**Document section**
+++
Sunday, January 11, 2009

Today is National Human Trafficking Awareness Day

I had no idea that slavery was so prevalent today. Here are the statistics. As a mother of 4, I want to know the facts...please pray for the millions of victims enslaved today!

THE REASON
Roughly 2 to 4 million people are trafficked in and across borders each year.
Human trafficking is now a leading source of profits for organized crime, together with drugs and weapons, generating an estimated 9.5 billion dollars per year. [i]
The overwhelming majority of those trafficked are women and children.
The average victim is forced to have sex up to 20 times a day.
The CIA calculates that profits from one trafficked woman alone averages around 250,000 American dollars per year. [ii]
Traffickers acquire their victims in a number of ways:
Sometimes women are kidnapped outright in one country and taken forcibly to another.
Traffickers also entice victims to migrate voluntarily with false promises of well-paying jobs in foreign countries as au pairs, models, dancers, domestic workers, etc.
When they arrive at their destination many are placed in physically confining conditions, their travel documents and passports are taken away and both they and their families are threatened if they do not cooperate. Women and girls are forced to work as prostitutes in heavily guarded brothels and strip clubs.
An estimated 1.8 million children are exploited by the commercial human trafficking industry[iii].
+++
Collection entries:
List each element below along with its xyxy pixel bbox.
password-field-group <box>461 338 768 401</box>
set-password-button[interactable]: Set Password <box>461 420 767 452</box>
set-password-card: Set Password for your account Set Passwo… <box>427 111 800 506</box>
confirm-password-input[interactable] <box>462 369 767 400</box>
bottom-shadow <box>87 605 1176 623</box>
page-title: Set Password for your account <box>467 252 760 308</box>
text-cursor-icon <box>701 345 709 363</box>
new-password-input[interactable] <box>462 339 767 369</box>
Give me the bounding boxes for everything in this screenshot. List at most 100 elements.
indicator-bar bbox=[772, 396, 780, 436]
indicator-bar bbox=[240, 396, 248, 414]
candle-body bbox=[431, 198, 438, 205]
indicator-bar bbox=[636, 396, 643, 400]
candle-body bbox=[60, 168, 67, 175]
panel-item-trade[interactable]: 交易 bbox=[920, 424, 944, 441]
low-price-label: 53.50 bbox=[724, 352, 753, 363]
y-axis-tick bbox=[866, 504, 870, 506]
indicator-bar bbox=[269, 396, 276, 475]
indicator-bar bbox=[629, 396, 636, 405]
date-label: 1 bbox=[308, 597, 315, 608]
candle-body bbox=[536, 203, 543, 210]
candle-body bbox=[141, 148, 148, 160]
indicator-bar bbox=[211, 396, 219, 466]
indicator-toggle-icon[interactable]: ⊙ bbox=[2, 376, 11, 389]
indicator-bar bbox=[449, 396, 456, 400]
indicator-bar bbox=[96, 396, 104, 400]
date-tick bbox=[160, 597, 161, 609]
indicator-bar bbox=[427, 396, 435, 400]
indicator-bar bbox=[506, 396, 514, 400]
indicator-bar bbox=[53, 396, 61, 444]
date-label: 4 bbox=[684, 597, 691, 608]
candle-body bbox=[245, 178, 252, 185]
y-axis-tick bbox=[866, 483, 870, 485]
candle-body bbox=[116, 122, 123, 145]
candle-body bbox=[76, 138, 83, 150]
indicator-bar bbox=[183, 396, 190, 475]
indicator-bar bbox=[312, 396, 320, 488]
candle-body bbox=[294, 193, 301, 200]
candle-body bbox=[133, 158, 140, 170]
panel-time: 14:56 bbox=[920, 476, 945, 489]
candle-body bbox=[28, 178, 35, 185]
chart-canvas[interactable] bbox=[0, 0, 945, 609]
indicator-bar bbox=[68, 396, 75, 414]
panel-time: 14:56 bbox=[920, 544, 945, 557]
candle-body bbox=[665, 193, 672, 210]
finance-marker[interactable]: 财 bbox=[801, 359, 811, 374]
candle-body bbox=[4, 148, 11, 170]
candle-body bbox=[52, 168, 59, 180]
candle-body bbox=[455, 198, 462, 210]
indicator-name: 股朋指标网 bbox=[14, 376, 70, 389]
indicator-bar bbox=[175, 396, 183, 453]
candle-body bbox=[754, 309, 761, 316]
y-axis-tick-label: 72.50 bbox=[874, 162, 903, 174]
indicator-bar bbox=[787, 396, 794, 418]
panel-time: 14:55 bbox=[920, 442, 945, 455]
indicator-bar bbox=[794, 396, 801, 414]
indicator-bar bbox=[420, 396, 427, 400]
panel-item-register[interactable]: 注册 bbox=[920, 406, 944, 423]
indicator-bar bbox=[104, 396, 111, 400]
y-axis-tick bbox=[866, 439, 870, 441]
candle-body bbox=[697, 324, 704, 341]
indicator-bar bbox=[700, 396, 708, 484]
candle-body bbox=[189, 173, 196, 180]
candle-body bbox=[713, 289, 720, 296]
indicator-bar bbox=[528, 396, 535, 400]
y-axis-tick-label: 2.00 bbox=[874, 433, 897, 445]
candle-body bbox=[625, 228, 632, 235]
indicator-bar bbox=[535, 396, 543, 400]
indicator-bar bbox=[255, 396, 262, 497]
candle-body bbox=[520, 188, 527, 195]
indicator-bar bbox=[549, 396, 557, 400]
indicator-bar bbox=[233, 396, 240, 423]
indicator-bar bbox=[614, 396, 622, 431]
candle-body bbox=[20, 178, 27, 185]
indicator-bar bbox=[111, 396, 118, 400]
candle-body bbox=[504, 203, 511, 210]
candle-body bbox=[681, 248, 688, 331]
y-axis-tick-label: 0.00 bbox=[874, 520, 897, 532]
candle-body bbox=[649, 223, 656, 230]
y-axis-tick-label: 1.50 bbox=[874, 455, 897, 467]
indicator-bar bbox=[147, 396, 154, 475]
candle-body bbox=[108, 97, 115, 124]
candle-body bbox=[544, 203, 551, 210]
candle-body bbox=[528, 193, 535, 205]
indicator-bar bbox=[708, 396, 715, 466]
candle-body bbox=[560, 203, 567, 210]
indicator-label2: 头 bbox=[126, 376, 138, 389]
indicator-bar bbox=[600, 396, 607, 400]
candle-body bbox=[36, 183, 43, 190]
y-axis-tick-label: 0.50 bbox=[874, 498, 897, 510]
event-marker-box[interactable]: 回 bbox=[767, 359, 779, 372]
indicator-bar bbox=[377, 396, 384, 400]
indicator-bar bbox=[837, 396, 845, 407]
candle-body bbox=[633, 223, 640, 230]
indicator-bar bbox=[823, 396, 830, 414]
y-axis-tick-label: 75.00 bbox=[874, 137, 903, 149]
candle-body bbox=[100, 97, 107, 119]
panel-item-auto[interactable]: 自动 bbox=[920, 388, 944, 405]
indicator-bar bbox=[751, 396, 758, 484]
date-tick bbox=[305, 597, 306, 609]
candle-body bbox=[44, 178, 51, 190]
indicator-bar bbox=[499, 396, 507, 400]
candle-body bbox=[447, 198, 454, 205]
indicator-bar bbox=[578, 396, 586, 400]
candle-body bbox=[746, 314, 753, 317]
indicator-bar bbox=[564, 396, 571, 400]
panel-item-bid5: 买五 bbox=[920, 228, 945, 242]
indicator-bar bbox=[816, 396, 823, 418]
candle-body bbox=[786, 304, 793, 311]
+++
**Exercise objective**
In the human trafficking post, which jobs in foreign countries does it name as the false promises traffickers use to lure victims?

**Answer**
au pairs, models, dancers, domestic workers